(WORK REQUIRED) Print every line of the data below unchanged, keeping each one in its original order.

(Spatial layout data)
-.-.-
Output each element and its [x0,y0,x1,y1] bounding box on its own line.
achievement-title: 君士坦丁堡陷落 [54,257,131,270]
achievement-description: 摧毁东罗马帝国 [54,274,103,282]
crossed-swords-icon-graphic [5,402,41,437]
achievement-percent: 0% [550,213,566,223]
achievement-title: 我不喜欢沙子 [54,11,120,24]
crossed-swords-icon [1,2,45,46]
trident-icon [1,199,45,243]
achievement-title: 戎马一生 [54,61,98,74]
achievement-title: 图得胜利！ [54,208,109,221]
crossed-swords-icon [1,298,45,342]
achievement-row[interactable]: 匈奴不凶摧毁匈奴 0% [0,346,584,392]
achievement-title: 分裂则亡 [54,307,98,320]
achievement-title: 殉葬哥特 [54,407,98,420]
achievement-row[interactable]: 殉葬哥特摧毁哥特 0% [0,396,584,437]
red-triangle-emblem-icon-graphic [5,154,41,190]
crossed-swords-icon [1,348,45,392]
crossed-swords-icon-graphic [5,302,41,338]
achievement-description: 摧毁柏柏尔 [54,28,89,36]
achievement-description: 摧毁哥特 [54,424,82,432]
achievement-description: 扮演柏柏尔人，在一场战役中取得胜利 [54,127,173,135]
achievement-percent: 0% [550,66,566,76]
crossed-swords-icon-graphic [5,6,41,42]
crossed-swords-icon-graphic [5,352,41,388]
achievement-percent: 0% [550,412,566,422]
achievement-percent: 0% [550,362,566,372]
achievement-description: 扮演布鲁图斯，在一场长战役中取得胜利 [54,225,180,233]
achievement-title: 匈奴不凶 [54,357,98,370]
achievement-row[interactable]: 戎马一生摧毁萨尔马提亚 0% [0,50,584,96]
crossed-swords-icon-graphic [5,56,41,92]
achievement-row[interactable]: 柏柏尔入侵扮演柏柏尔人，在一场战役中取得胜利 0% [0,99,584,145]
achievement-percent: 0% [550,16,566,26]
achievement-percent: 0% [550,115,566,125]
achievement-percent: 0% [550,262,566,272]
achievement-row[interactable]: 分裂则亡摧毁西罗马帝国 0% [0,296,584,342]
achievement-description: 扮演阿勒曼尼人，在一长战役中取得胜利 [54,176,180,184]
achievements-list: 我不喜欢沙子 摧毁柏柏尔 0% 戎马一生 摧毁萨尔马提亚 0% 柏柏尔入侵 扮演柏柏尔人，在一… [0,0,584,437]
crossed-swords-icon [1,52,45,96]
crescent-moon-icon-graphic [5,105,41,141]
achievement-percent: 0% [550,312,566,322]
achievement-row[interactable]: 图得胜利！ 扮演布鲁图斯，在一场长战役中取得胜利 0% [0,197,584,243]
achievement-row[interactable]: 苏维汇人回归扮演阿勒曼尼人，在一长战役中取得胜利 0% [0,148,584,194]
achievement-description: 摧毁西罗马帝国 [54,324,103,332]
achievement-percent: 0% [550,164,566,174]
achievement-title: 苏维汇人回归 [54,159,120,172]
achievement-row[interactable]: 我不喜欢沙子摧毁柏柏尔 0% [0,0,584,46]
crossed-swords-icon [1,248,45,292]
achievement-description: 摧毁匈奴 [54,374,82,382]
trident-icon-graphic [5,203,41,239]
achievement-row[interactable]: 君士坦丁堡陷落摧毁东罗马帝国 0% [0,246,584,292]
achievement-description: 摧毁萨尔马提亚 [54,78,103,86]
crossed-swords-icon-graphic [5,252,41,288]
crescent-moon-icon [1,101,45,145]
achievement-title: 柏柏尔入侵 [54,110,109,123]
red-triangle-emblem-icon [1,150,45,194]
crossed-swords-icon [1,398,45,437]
-.-.-
(TASK OUTPUT)
Output each element and its [x0,y0,x1,y1] bounding box on its own line.
achievement-title: 君士坦丁堡陷落 [54,257,131,270]
achievement-description: 摧毁东罗马帝国 [54,274,103,282]
crossed-swords-icon-graphic [5,402,41,437]
achievement-percent: 0% [550,213,566,223]
achievement-title: 我不喜欢沙子 [54,11,120,24]
crossed-swords-icon [1,2,45,46]
trident-icon [1,199,45,243]
achievement-title: 戎马一生 [54,61,98,74]
achievement-title: 图得胜利！ [54,208,109,221]
crossed-swords-icon [1,298,45,342]
achievement-row[interactable]: 匈奴不凶摧毁匈奴 0% [0,346,584,392]
achievement-title: 分裂则亡 [54,307,98,320]
achievement-title: 殉葬哥特 [54,407,98,420]
achievement-row[interactable]: 殉葬哥特摧毁哥特 0% [0,396,584,437]
red-triangle-emblem-icon-graphic [5,154,41,190]
crossed-swords-icon [1,348,45,392]
crossed-swords-icon-graphic [5,302,41,338]
achievement-description: 摧毁柏柏尔 [54,28,89,36]
achievement-description: 摧毁哥特 [54,424,82,432]
achievement-description: 扮演柏柏尔人，在一场战役中取得胜利 [54,127,173,135]
achievement-percent: 0% [550,66,566,76]
crossed-swords-icon-graphic [5,6,41,42]
crossed-swords-icon-graphic [5,352,41,388]
achievement-percent: 0% [550,412,566,422]
achievement-percent: 0% [550,362,566,372]
achievement-description: 扮演布鲁图斯，在一场长战役中取得胜利 [54,225,180,233]
achievement-title: 匈奴不凶 [54,357,98,370]
achievement-row[interactable]: 戎马一生摧毁萨尔马提亚 0% [0,50,584,96]
crossed-swords-icon-graphic [5,56,41,92]
achievement-row[interactable]: 柏柏尔入侵扮演柏柏尔人，在一场战役中取得胜利 0% [0,99,584,145]
achievement-percent: 0% [550,16,566,26]
achievement-percent: 0% [550,115,566,125]
achievement-percent: 0% [550,262,566,272]
achievement-row[interactable]: 分裂则亡摧毁西罗马帝国 0% [0,296,584,342]
achievement-description: 扮演阿勒曼尼人，在一长战役中取得胜利 [54,176,180,184]
achievements-list: 我不喜欢沙子 摧毁柏柏尔 0% 戎马一生 摧毁萨尔马提亚 0% 柏柏尔入侵 扮演柏柏尔人，在一… [0,0,584,437]
crossed-swords-icon [1,52,45,96]
crescent-moon-icon-graphic [5,105,41,141]
achievement-percent: 0% [550,312,566,322]
achievement-row[interactable]: 图得胜利！ 扮演布鲁图斯，在一场长战役中取得胜利 0% [0,197,584,243]
achievement-row[interactable]: 苏维汇人回归扮演阿勒曼尼人，在一长战役中取得胜利 0% [0,148,584,194]
achievement-description: 摧毁西罗马帝国 [54,324,103,332]
achievement-percent: 0% [550,164,566,174]
achievement-title: 苏维汇人回归 [54,159,120,172]
achievement-row[interactable]: 我不喜欢沙子摧毁柏柏尔 0% [0,0,584,46]
crossed-swords-icon [1,248,45,292]
achievement-description: 摧毁匈奴 [54,374,82,382]
trident-icon-graphic [5,203,41,239]
achievement-row[interactable]: 君士坦丁堡陷落摧毁东罗马帝国 0% [0,246,584,292]
achievement-description: 摧毁萨尔马提亚 [54,78,103,86]
crossed-swords-icon-graphic [5,252,41,288]
crescent-moon-icon [1,101,45,145]
achievement-title: 柏柏尔入侵 [54,110,109,123]
red-triangle-emblem-icon [1,150,45,194]
crossed-swords-icon [1,398,45,437]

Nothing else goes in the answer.